■ **WHAT IS ASKED**: Retype all of the listing exactly, passing over any picture you find.
================
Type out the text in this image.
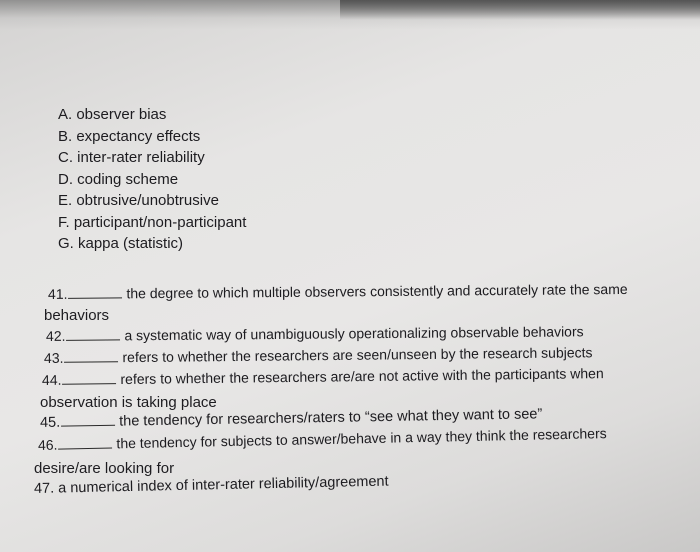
A. observer bias
B. expectancy effects
C. inter-rater reliability
D. coding scheme
E. obtrusive/unobtrusive
F. participant/non-participant
G. kappa (statistic)
41.	the degree to which multiple observers consistently and accurately rate the same
behaviors
42.	a systematic way of unambiguously operationalizing observable behaviors
43.	refers to whether the researchers are seen/unseen by the research subjects
44.	refers to whether the researchers are/are not active with the participants when
observation is taking place
45.	the tendency for researchers/raters to “see what they want to see”
46.	the tendency for subjects to answer/behave in a way they think the researchers
desire/are looking for
47. a numerical index of inter-rater reliability/agreement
================
■ **ANSWER FOR THE TASK**:
Type out the text in this image.
A. observer bias
B. expectancy effects
C. inter-rater reliability
D. coding scheme
E. obtrusive/unobtrusive
F. participant/non-participant
G. kappa (statistic)
41.	the degree to which multiple observers consistently and accurately rate the same
behaviors
42.	a systematic way of unambiguously operationalizing observable behaviors
43.	refers to whether the researchers are seen/unseen by the research subjects
44.	refers to whether the researchers are/are not active with the participants when
observation is taking place
45.	the tendency for researchers/raters to “see what they want to see”
46.	the tendency for subjects to answer/behave in a way they think the researchers
desire/are looking for
47. a numerical index of inter-rater reliability/agreement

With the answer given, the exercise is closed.